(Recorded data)

------------------------------------------------------------

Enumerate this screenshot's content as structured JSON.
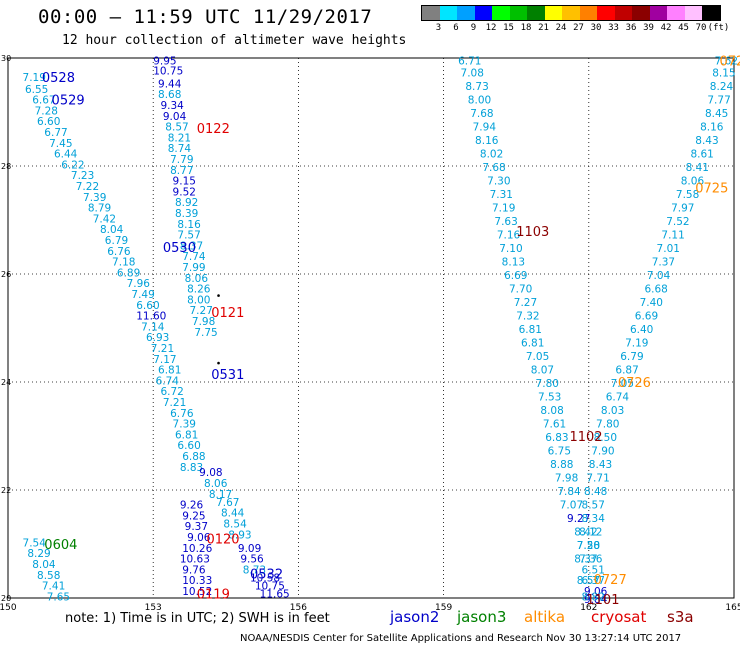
{
  "header": {
    "title": "00:00 – 11:59 UTC 11/29/2017",
    "subtitle": "12 hour collection of altimeter wave heights"
  },
  "colorbar": {
    "ticks": [
      "3",
      "6",
      "9",
      "12",
      "15",
      "18",
      "21",
      "24",
      "27",
      "30",
      "33",
      "36",
      "39",
      "42",
      "45",
      "70",
      "(ft)"
    ],
    "colors": [
      "#808080",
      "#00e5ff",
      "#00a0ff",
      "#0000ff",
      "#00ff00",
      "#00c000",
      "#008000",
      "#ffff00",
      "#ffc000",
      "#ff8000",
      "#ff0000",
      "#c00000",
      "#8b0000",
      "#a000a0",
      "#ff80ff",
      "#ffc0ff",
      "#000000"
    ]
  },
  "chart_data": {
    "type": "scatter",
    "xlim": [
      150,
      165
    ],
    "ylim": [
      20,
      30
    ],
    "xticks": [
      "150",
      "153",
      "156",
      "159",
      "162",
      "165"
    ],
    "yticks": [
      "20",
      "22",
      "24",
      "26",
      "28",
      "30"
    ],
    "grid": true,
    "color_scale": {
      "0-9": "#00a0d8",
      "9-12": "#0000c8",
      "12+": "#00d000"
    },
    "points": [
      {
        "x": 150.3,
        "y": 29.65,
        "v": "7.19"
      },
      {
        "x": 150.35,
        "y": 29.43,
        "v": "6.55"
      },
      {
        "x": 150.5,
        "y": 29.23,
        "v": "6.67"
      },
      {
        "x": 150.55,
        "y": 29.03,
        "v": "7.28"
      },
      {
        "x": 150.6,
        "y": 28.83,
        "v": "6.60"
      },
      {
        "x": 150.75,
        "y": 28.63,
        "v": "6.77"
      },
      {
        "x": 150.85,
        "y": 28.43,
        "v": "7.45"
      },
      {
        "x": 150.95,
        "y": 28.23,
        "v": "6.44"
      },
      {
        "x": 151.1,
        "y": 28.03,
        "v": "6.22"
      },
      {
        "x": 151.3,
        "y": 27.83,
        "v": "7.23"
      },
      {
        "x": 151.4,
        "y": 27.63,
        "v": "7.22"
      },
      {
        "x": 151.55,
        "y": 27.43,
        "v": "7.39"
      },
      {
        "x": 151.65,
        "y": 27.23,
        "v": "8.79"
      },
      {
        "x": 151.75,
        "y": 27.03,
        "v": "7.42"
      },
      {
        "x": 151.9,
        "y": 26.83,
        "v": "8.04"
      },
      {
        "x": 152.0,
        "y": 26.63,
        "v": "6.79"
      },
      {
        "x": 152.05,
        "y": 26.43,
        "v": "6.76"
      },
      {
        "x": 152.15,
        "y": 26.23,
        "v": "7.18"
      },
      {
        "x": 152.25,
        "y": 26.03,
        "v": "6.89"
      },
      {
        "x": 152.45,
        "y": 25.83,
        "v": "7.96"
      },
      {
        "x": 152.55,
        "y": 25.63,
        "v": "7.49"
      },
      {
        "x": 152.65,
        "y": 25.43,
        "v": "6.60"
      },
      {
        "x": 152.65,
        "y": 25.23,
        "v": "11.60"
      },
      {
        "x": 152.75,
        "y": 25.03,
        "v": "7.14"
      },
      {
        "x": 152.85,
        "y": 24.83,
        "v": "6.93"
      },
      {
        "x": 152.95,
        "y": 24.63,
        "v": "7.21"
      },
      {
        "x": 153.0,
        "y": 24.43,
        "v": "7.17"
      },
      {
        "x": 153.1,
        "y": 24.23,
        "v": "6.81"
      },
      {
        "x": 153.05,
        "y": 24.03,
        "v": "6.74"
      },
      {
        "x": 153.15,
        "y": 23.83,
        "v": "6.72"
      },
      {
        "x": 153.2,
        "y": 23.63,
        "v": "7.21"
      },
      {
        "x": 153.35,
        "y": 23.43,
        "v": "6.76"
      },
      {
        "x": 153.4,
        "y": 23.23,
        "v": "7.39"
      },
      {
        "x": 153.45,
        "y": 23.03,
        "v": "6.81"
      },
      {
        "x": 153.5,
        "y": 22.83,
        "v": "6.60"
      },
      {
        "x": 153.6,
        "y": 22.63,
        "v": "6.88"
      },
      {
        "x": 153.55,
        "y": 22.43,
        "v": "8.83"
      },
      {
        "x": 153.0,
        "y": 29.95,
        "v": "9.95"
      },
      {
        "x": 153.0,
        "y": 29.77,
        "v": "10.75"
      },
      {
        "x": 153.1,
        "y": 29.53,
        "v": "9.44"
      },
      {
        "x": 153.1,
        "y": 29.33,
        "v": "8.68"
      },
      {
        "x": 153.15,
        "y": 29.13,
        "v": "9.34"
      },
      {
        "x": 153.2,
        "y": 28.93,
        "v": "9.04"
      },
      {
        "x": 153.25,
        "y": 28.73,
        "v": "8.57"
      },
      {
        "x": 153.3,
        "y": 28.53,
        "v": "8.21"
      },
      {
        "x": 153.3,
        "y": 28.33,
        "v": "8.74"
      },
      {
        "x": 153.35,
        "y": 28.13,
        "v": "7.79"
      },
      {
        "x": 153.35,
        "y": 27.93,
        "v": "8.77"
      },
      {
        "x": 153.4,
        "y": 27.73,
        "v": "9.15"
      },
      {
        "x": 153.4,
        "y": 27.53,
        "v": "9.52"
      },
      {
        "x": 153.45,
        "y": 27.33,
        "v": "8.92"
      },
      {
        "x": 153.45,
        "y": 27.13,
        "v": "8.39"
      },
      {
        "x": 153.5,
        "y": 26.93,
        "v": "8.16"
      },
      {
        "x": 153.5,
        "y": 26.73,
        "v": "7.57"
      },
      {
        "x": 153.55,
        "y": 26.53,
        "v": "8.37"
      },
      {
        "x": 153.6,
        "y": 26.33,
        "v": "7.74"
      },
      {
        "x": 153.6,
        "y": 26.13,
        "v": "7.99"
      },
      {
        "x": 153.65,
        "y": 25.93,
        "v": "8.06"
      },
      {
        "x": 153.7,
        "y": 25.73,
        "v": "8.26"
      },
      {
        "x": 153.7,
        "y": 25.53,
        "v": "8.00"
      },
      {
        "x": 153.75,
        "y": 25.33,
        "v": "7.27"
      },
      {
        "x": 153.8,
        "y": 25.13,
        "v": "7.98"
      },
      {
        "x": 153.85,
        "y": 24.93,
        "v": "7.75"
      },
      {
        "x": 153.95,
        "y": 22.33,
        "v": "9.08"
      },
      {
        "x": 154.05,
        "y": 22.13,
        "v": "8.06"
      },
      {
        "x": 154.15,
        "y": 21.93,
        "v": "8.17"
      },
      {
        "x": 154.3,
        "y": 21.78,
        "v": "7.67"
      },
      {
        "x": 154.4,
        "y": 21.58,
        "v": "8.44"
      },
      {
        "x": 154.45,
        "y": 21.38,
        "v": "8.54"
      },
      {
        "x": 154.55,
        "y": 21.18,
        "v": "8.93"
      },
      {
        "x": 153.55,
        "y": 21.73,
        "v": "9.26"
      },
      {
        "x": 153.6,
        "y": 21.53,
        "v": "9.25"
      },
      {
        "x": 153.65,
        "y": 21.33,
        "v": "9.37"
      },
      {
        "x": 153.7,
        "y": 21.13,
        "v": "9.06"
      },
      {
        "x": 153.6,
        "y": 20.93,
        "v": "10.26"
      },
      {
        "x": 153.55,
        "y": 20.73,
        "v": "10.63"
      },
      {
        "x": 153.6,
        "y": 20.53,
        "v": "9.76"
      },
      {
        "x": 153.6,
        "y": 20.33,
        "v": "10.33"
      },
      {
        "x": 153.6,
        "y": 20.13,
        "v": "10.52"
      },
      {
        "x": 154.75,
        "y": 20.93,
        "v": "9.09"
      },
      {
        "x": 154.8,
        "y": 20.73,
        "v": "9.56"
      },
      {
        "x": 154.85,
        "y": 20.53,
        "v": "8.73"
      },
      {
        "x": 155.0,
        "y": 20.38,
        "v": "10.58"
      },
      {
        "x": 155.1,
        "y": 20.23,
        "v": "10.75"
      },
      {
        "x": 155.2,
        "y": 20.08,
        "v": "11.65"
      },
      {
        "x": 150.3,
        "y": 21.03,
        "v": "7.54"
      },
      {
        "x": 150.4,
        "y": 20.83,
        "v": "8.29"
      },
      {
        "x": 150.5,
        "y": 20.63,
        "v": "8.04"
      },
      {
        "x": 150.6,
        "y": 20.43,
        "v": "8.58"
      },
      {
        "x": 150.7,
        "y": 20.23,
        "v": "7.41"
      },
      {
        "x": 150.8,
        "y": 20.03,
        "v": "7.65"
      },
      {
        "x": 159.3,
        "y": 29.95,
        "v": "6.71"
      },
      {
        "x": 159.35,
        "y": 29.73,
        "v": "7.08"
      },
      {
        "x": 159.45,
        "y": 29.48,
        "v": "8.73"
      },
      {
        "x": 159.5,
        "y": 29.23,
        "v": "8.00"
      },
      {
        "x": 159.55,
        "y": 28.98,
        "v": "7.68"
      },
      {
        "x": 159.6,
        "y": 28.73,
        "v": "7.94"
      },
      {
        "x": 159.65,
        "y": 28.48,
        "v": "8.16"
      },
      {
        "x": 159.75,
        "y": 28.23,
        "v": "8.02"
      },
      {
        "x": 159.8,
        "y": 27.98,
        "v": "7.68"
      },
      {
        "x": 159.9,
        "y": 27.73,
        "v": "7.30"
      },
      {
        "x": 159.95,
        "y": 27.48,
        "v": "7.31"
      },
      {
        "x": 160.0,
        "y": 27.23,
        "v": "7.19"
      },
      {
        "x": 160.05,
        "y": 26.98,
        "v": "7.63"
      },
      {
        "x": 160.1,
        "y": 26.73,
        "v": "7.16"
      },
      {
        "x": 160.15,
        "y": 26.48,
        "v": "7.10"
      },
      {
        "x": 160.2,
        "y": 26.23,
        "v": "8.13"
      },
      {
        "x": 160.25,
        "y": 25.98,
        "v": "6.69"
      },
      {
        "x": 160.35,
        "y": 25.73,
        "v": "7.70"
      },
      {
        "x": 160.45,
        "y": 25.48,
        "v": "7.27"
      },
      {
        "x": 160.5,
        "y": 25.23,
        "v": "7.32"
      },
      {
        "x": 160.55,
        "y": 24.98,
        "v": "6.81"
      },
      {
        "x": 160.6,
        "y": 24.73,
        "v": "6.81"
      },
      {
        "x": 160.7,
        "y": 24.48,
        "v": "7.05"
      },
      {
        "x": 160.8,
        "y": 24.23,
        "v": "8.07"
      },
      {
        "x": 160.9,
        "y": 23.98,
        "v": "7.80"
      },
      {
        "x": 160.95,
        "y": 23.73,
        "v": "7.53"
      },
      {
        "x": 161.0,
        "y": 23.48,
        "v": "8.08"
      },
      {
        "x": 161.05,
        "y": 23.23,
        "v": "7.61"
      },
      {
        "x": 161.1,
        "y": 22.98,
        "v": "6.83"
      },
      {
        "x": 161.15,
        "y": 22.73,
        "v": "6.75"
      },
      {
        "x": 161.2,
        "y": 22.48,
        "v": "8.88"
      },
      {
        "x": 161.3,
        "y": 22.23,
        "v": "7.98"
      },
      {
        "x": 161.35,
        "y": 21.98,
        "v": "7.84"
      },
      {
        "x": 161.4,
        "y": 21.73,
        "v": "7.07"
      },
      {
        "x": 161.55,
        "y": 21.48,
        "v": "9.27"
      },
      {
        "x": 161.7,
        "y": 21.23,
        "v": "8.42"
      },
      {
        "x": 161.75,
        "y": 20.98,
        "v": "7.20"
      },
      {
        "x": 161.8,
        "y": 20.73,
        "v": "7.36"
      },
      {
        "x": 161.85,
        "y": 20.53,
        "v": "6.51"
      },
      {
        "x": 161.85,
        "y": 20.33,
        "v": "6.37"
      },
      {
        "x": 161.9,
        "y": 20.13,
        "v": "9.06"
      },
      {
        "x": 161.9,
        "y": 19.98,
        "v": "9.84"
      },
      {
        "x": 164.6,
        "y": 29.95,
        "v": "7.62"
      },
      {
        "x": 164.55,
        "y": 29.73,
        "v": "8.15"
      },
      {
        "x": 164.5,
        "y": 29.48,
        "v": "8.24"
      },
      {
        "x": 164.45,
        "y": 29.23,
        "v": "7.77"
      },
      {
        "x": 164.4,
        "y": 28.98,
        "v": "8.45"
      },
      {
        "x": 164.3,
        "y": 28.73,
        "v": "8.16"
      },
      {
        "x": 164.2,
        "y": 28.48,
        "v": "8.43"
      },
      {
        "x": 164.1,
        "y": 28.23,
        "v": "8.61"
      },
      {
        "x": 164.0,
        "y": 27.98,
        "v": "8.41"
      },
      {
        "x": 163.9,
        "y": 27.73,
        "v": "8.06"
      },
      {
        "x": 163.8,
        "y": 27.48,
        "v": "7.58"
      },
      {
        "x": 163.7,
        "y": 27.23,
        "v": "7.97"
      },
      {
        "x": 163.6,
        "y": 26.98,
        "v": "7.52"
      },
      {
        "x": 163.5,
        "y": 26.73,
        "v": "7.11"
      },
      {
        "x": 163.4,
        "y": 26.48,
        "v": "7.01"
      },
      {
        "x": 163.3,
        "y": 26.23,
        "v": "7.37"
      },
      {
        "x": 163.2,
        "y": 25.98,
        "v": "7.04"
      },
      {
        "x": 163.15,
        "y": 25.73,
        "v": "6.68"
      },
      {
        "x": 163.05,
        "y": 25.48,
        "v": "7.40"
      },
      {
        "x": 162.95,
        "y": 25.23,
        "v": "6.69"
      },
      {
        "x": 162.85,
        "y": 24.98,
        "v": "6.40"
      },
      {
        "x": 162.75,
        "y": 24.73,
        "v": "7.19"
      },
      {
        "x": 162.65,
        "y": 24.48,
        "v": "6.79"
      },
      {
        "x": 162.55,
        "y": 24.23,
        "v": "6.87"
      },
      {
        "x": 162.45,
        "y": 23.98,
        "v": "7.05"
      },
      {
        "x": 162.35,
        "y": 23.73,
        "v": "6.74"
      },
      {
        "x": 162.25,
        "y": 23.48,
        "v": "8.03"
      },
      {
        "x": 162.15,
        "y": 23.23,
        "v": "7.80"
      },
      {
        "x": 162.1,
        "y": 22.98,
        "v": "8.50"
      },
      {
        "x": 162.05,
        "y": 22.73,
        "v": "7.90"
      },
      {
        "x": 162.0,
        "y": 22.48,
        "v": "8.43"
      },
      {
        "x": 161.95,
        "y": 22.23,
        "v": "7.71"
      },
      {
        "x": 161.9,
        "y": 21.98,
        "v": "8.48"
      },
      {
        "x": 161.85,
        "y": 21.73,
        "v": "8.57"
      },
      {
        "x": 161.85,
        "y": 21.48,
        "v": "8.34"
      },
      {
        "x": 161.8,
        "y": 21.23,
        "v": "8.12"
      },
      {
        "x": 161.75,
        "y": 20.98,
        "v": "7.58"
      },
      {
        "x": 161.7,
        "y": 20.73,
        "v": "8.37"
      },
      {
        "x": 161.75,
        "y": 20.33,
        "v": "8.57"
      },
      {
        "x": 161.85,
        "y": 20.03,
        "v": "8.82"
      }
    ],
    "pass_labels": [
      {
        "x": 150.7,
        "y": 29.65,
        "t": "0528",
        "c": "#0000c8"
      },
      {
        "x": 150.9,
        "y": 29.23,
        "t": "0529",
        "c": "#0000c8"
      },
      {
        "x": 153.2,
        "y": 26.5,
        "t": "0530",
        "c": "#0000c8"
      },
      {
        "x": 154.2,
        "y": 24.15,
        "t": "0531",
        "c": "#0000c8"
      },
      {
        "x": 155.0,
        "y": 20.45,
        "t": "0532",
        "c": "#0000c8"
      },
      {
        "x": 153.9,
        "y": 28.7,
        "t": "0122",
        "c": "#e00000"
      },
      {
        "x": 154.2,
        "y": 25.3,
        "t": "0121",
        "c": "#e00000"
      },
      {
        "x": 154.1,
        "y": 21.1,
        "t": "0120",
        "c": "#e00000"
      },
      {
        "x": 153.9,
        "y": 20.08,
        "t": "0119",
        "c": "#e00000"
      },
      {
        "x": 150.75,
        "y": 21.0,
        "t": "0604",
        "c": "#008000"
      },
      {
        "x": 164.7,
        "y": 29.95,
        "t": "0724",
        "c": "#ff8c00"
      },
      {
        "x": 164.2,
        "y": 27.6,
        "t": "0725",
        "c": "#ff8c00"
      },
      {
        "x": 162.6,
        "y": 24.0,
        "t": "0726",
        "c": "#ff8c00"
      },
      {
        "x": 162.1,
        "y": 20.35,
        "t": "0727",
        "c": "#ff8c00"
      },
      {
        "x": 160.5,
        "y": 26.8,
        "t": "1103",
        "c": "#8b0000"
      },
      {
        "x": 161.6,
        "y": 23.0,
        "t": "1102",
        "c": "#8b0000"
      },
      {
        "x": 161.95,
        "y": 19.98,
        "t": "1101",
        "c": "#8b0000"
      }
    ],
    "stray_points": [
      {
        "x": 154.35,
        "y": 25.6
      },
      {
        "x": 154.35,
        "y": 24.35
      }
    ]
  },
  "legend_missions": [
    {
      "name": "jason2",
      "color": "#0000c8"
    },
    {
      "name": "jason3",
      "color": "#008000"
    },
    {
      "name": "altika",
      "color": "#ff8c00"
    },
    {
      "name": "cryosat",
      "color": "#e00000"
    },
    {
      "name": "s3a",
      "color": "#8b0000"
    }
  ],
  "footer": {
    "note": "note: 1) Time is in UTC; 2) SWH is in feet",
    "credit": "NOAA/NESDIS Center for Satellite Applications and Research   Nov 30 13:27:14 UTC 2017"
  }
}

------------------------------------------------------------

To do:
List all lines from the entries that include the word "name".

Solution for this exercise:
      "name": "jason2",
      "name": "jason3",
      "name": "altika",
      "name": "cryosat",
      "name": "s3a",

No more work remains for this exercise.